**Exercise details**
Please output every line of the material as it stands, without the pictures.

##### Data to use #####

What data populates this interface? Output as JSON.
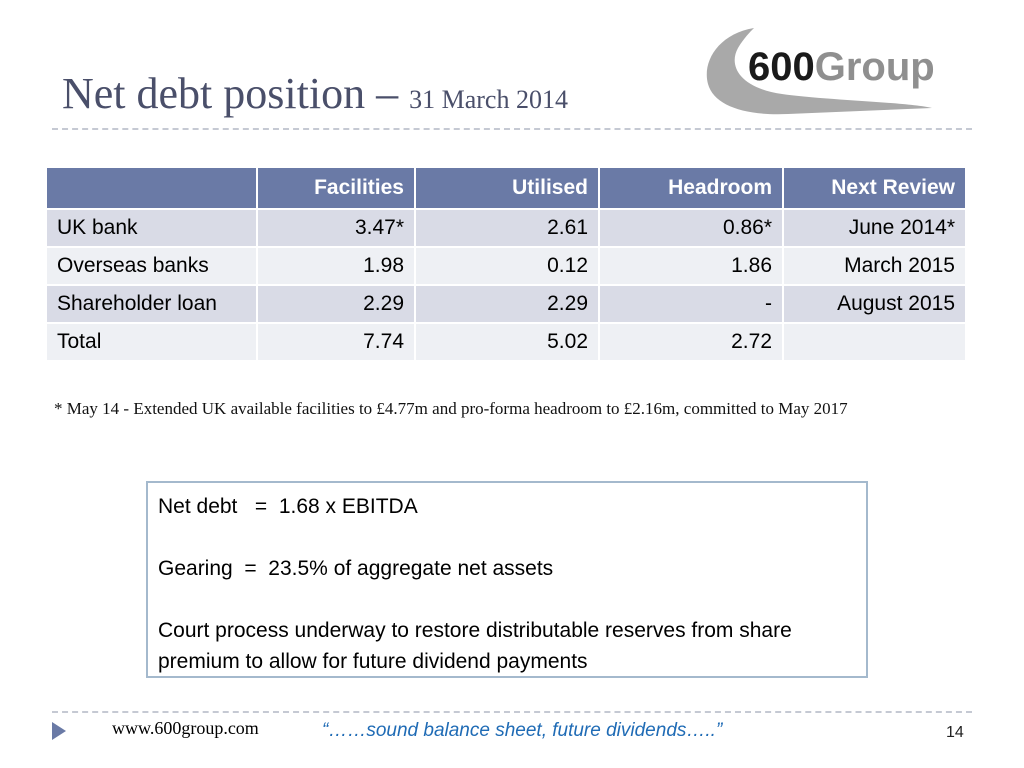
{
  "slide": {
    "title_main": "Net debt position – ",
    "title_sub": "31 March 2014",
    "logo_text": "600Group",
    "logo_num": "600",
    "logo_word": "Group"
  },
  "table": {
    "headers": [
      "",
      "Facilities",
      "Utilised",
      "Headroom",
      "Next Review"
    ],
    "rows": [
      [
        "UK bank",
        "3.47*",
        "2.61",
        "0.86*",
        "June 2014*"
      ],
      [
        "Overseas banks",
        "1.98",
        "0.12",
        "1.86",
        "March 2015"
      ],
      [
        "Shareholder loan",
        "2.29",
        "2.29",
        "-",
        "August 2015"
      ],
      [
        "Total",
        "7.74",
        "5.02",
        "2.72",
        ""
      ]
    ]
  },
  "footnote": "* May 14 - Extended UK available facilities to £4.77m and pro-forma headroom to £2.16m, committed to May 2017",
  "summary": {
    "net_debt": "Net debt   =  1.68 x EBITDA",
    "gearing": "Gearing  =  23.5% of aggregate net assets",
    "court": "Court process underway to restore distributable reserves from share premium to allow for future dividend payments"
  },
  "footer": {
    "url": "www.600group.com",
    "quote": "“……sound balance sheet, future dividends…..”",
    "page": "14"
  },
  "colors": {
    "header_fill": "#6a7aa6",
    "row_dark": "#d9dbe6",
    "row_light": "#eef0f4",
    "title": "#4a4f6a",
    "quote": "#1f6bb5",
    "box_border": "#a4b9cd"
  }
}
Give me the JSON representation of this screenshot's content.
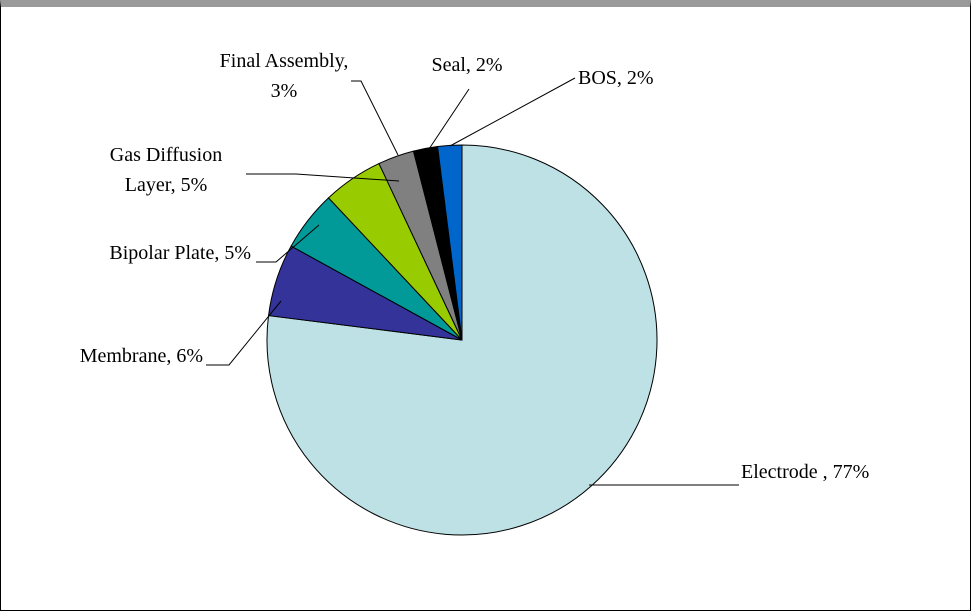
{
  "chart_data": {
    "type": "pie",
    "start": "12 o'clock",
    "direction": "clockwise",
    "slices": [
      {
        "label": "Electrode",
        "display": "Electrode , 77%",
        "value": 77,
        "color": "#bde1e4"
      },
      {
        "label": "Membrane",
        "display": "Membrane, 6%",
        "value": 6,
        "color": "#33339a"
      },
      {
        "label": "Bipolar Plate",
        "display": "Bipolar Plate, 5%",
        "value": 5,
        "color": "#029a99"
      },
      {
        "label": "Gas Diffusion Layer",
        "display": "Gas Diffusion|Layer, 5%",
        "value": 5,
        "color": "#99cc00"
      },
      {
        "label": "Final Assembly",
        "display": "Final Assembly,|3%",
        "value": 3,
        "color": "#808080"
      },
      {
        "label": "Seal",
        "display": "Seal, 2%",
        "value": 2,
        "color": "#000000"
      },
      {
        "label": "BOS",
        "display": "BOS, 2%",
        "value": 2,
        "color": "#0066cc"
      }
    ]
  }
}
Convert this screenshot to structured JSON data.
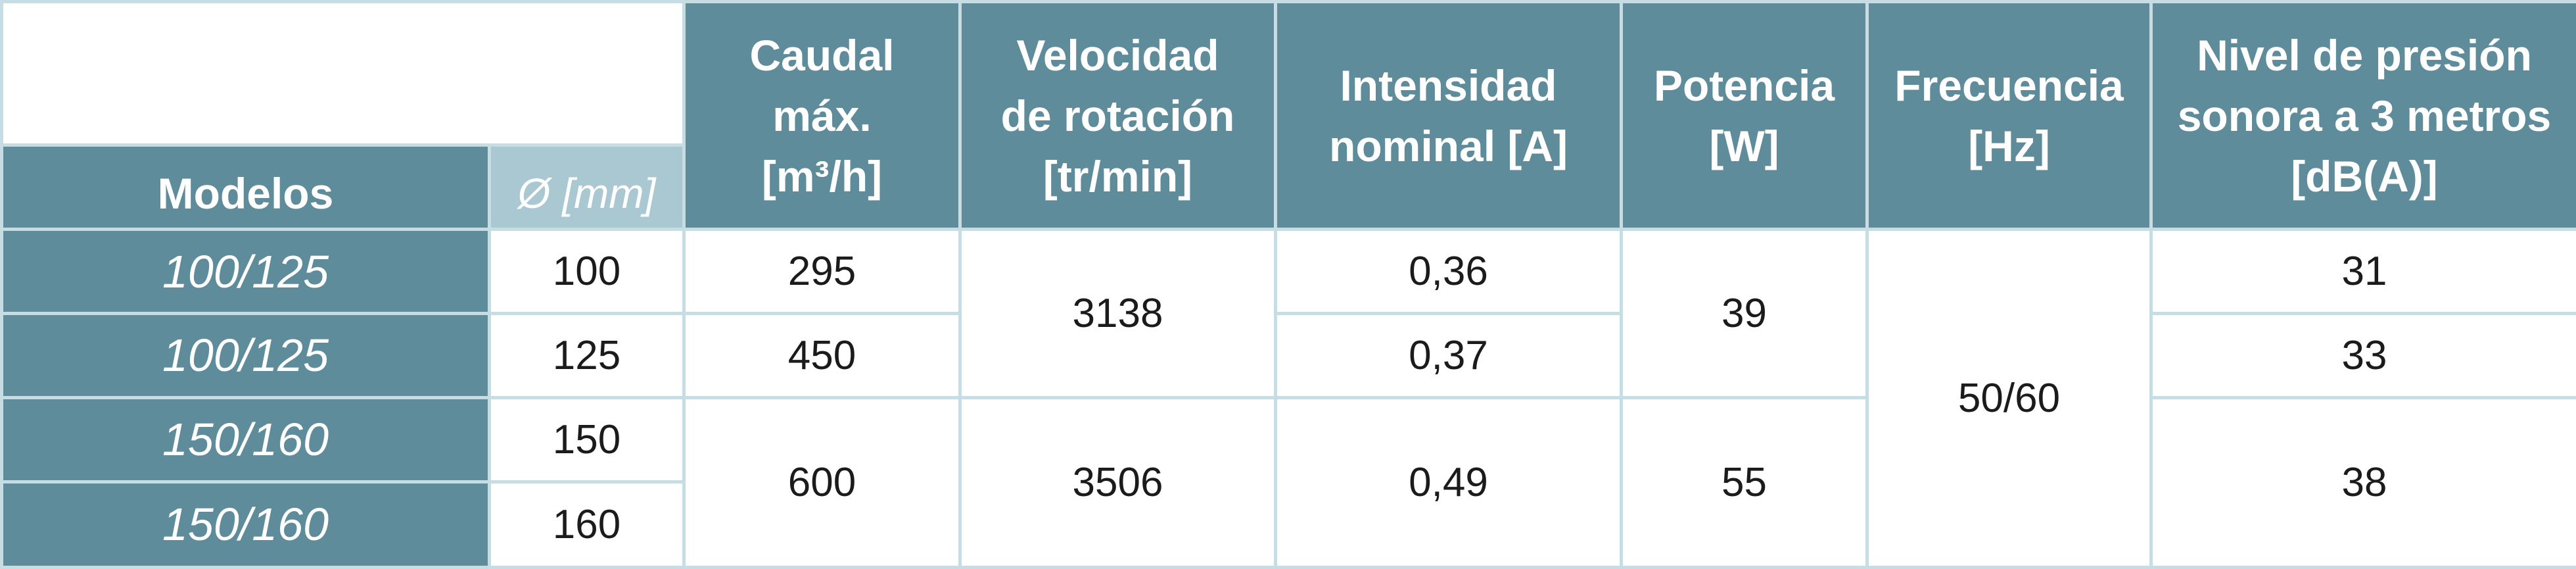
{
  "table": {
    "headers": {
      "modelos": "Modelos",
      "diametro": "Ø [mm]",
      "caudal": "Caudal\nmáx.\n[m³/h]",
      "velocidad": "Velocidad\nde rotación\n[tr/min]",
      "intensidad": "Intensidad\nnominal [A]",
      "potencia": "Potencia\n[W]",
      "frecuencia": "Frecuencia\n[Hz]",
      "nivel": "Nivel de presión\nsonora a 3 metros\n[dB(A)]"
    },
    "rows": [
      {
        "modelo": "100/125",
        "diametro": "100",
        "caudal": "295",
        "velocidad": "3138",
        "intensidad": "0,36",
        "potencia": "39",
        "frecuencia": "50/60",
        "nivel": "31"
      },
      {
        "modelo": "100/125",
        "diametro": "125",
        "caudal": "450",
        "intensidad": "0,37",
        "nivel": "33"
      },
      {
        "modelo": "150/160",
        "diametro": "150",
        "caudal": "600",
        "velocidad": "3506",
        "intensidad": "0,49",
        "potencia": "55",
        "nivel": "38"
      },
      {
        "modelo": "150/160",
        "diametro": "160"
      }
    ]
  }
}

#####

**The response**
What data populates this interface? Output as JSON.
{
  "slide": {
    "title_main": "Net debt position – ",
    "title_sub": "31 March 2014",
    "logo_text": "600Group",
    "logo_num": "600",
    "logo_word": "Group"
  },
  "table": {
    "headers": [
      "",
      "Facilities",
      "Utilised",
      "Headroom",
      "Next Review"
    ],
    "rows": [
      [
        "UK bank",
        "3.47*",
        "2.61",
        "0.86*",
        "June 2014*"
      ],
      [
        "Overseas banks",
        "1.98",
        "0.12",
        "1.86",
        "March 2015"
      ],
      [
        "Shareholder loan",
        "2.29",
        "2.29",
        "-",
        "August 2015"
      ],
      [
        "Total",
        "7.74",
        "5.02",
        "2.72",
        ""
      ]
    ]
  },
  "footnote": "* May 14 - Extended UK available facilities to £4.77m and pro-forma headroom to £2.16m, committed to May 2017",
  "summary": {
    "net_debt": "Net debt   =  1.68 x EBITDA",
    "gearing": "Gearing  =  23.5% of aggregate net assets",
    "court": "Court process underway to restore distributable reserves from share premium to allow for future dividend payments"
  },
  "footer": {
    "url": "www.600group.com",
    "quote": "“……sound balance sheet, future dividends…..”",
    "page": "14"
  },
  "colors": {
    "header_fill": "#6a7aa6",
    "row_dark": "#d9dbe6",
    "row_light": "#eef0f4",
    "title": "#4a4f6a",
    "quote": "#1f6bb5",
    "box_border": "#a4b9cd"
  }
}
Give me the JSON representation of this screenshot's content.
{
  "chart_data": {
    "type": "pie",
    "start": "12 o'clock",
    "direction": "clockwise",
    "slices": [
      {
        "label": "Electrode",
        "display": "Electrode , 77%",
        "value": 77,
        "color": "#bde1e4"
      },
      {
        "label": "Membrane",
        "display": "Membrane, 6%",
        "value": 6,
        "color": "#33339a"
      },
      {
        "label": "Bipolar Plate",
        "display": "Bipolar Plate, 5%",
        "value": 5,
        "color": "#029a99"
      },
      {
        "label": "Gas Diffusion Layer",
        "display": "Gas Diffusion|Layer, 5%",
        "value": 5,
        "color": "#99cc00"
      },
      {
        "label": "Final Assembly",
        "display": "Final Assembly,|3%",
        "value": 3,
        "color": "#808080"
      },
      {
        "label": "Seal",
        "display": "Seal, 2%",
        "value": 2,
        "color": "#000000"
      },
      {
        "label": "BOS",
        "display": "BOS, 2%",
        "value": 2,
        "color": "#0066cc"
      }
    ]
  }
}
Convert this screenshot to structured JSON data.
{
  "table": {
    "headers": {
      "modelos": "Modelos",
      "diametro": "Ø [mm]",
      "caudal": "Caudal\nmáx.\n[m³/h]",
      "velocidad": "Velocidad\nde rotación\n[tr/min]",
      "intensidad": "Intensidad\nnominal [A]",
      "potencia": "Potencia\n[W]",
      "frecuencia": "Frecuencia\n[Hz]",
      "nivel": "Nivel de presión\nsonora a 3 metros\n[dB(A)]"
    },
    "rows": [
      {
        "modelo": "100/125",
        "diametro": "100",
        "caudal": "295",
        "velocidad": "3138",
        "intensidad": "0,36",
        "potencia": "39",
        "frecuencia": "50/60",
        "nivel": "31"
      },
      {
        "modelo": "100/125",
        "diametro": "125",
        "caudal": "450",
        "intensidad": "0,37",
        "nivel": "33"
      },
      {
        "modelo": "150/160",
        "diametro": "150",
        "caudal": "600",
        "velocidad": "3506",
        "intensidad": "0,49",
        "potencia": "55",
        "nivel": "38"
      },
      {
        "modelo": "150/160",
        "diametro": "160"
      }
    ]
  }
}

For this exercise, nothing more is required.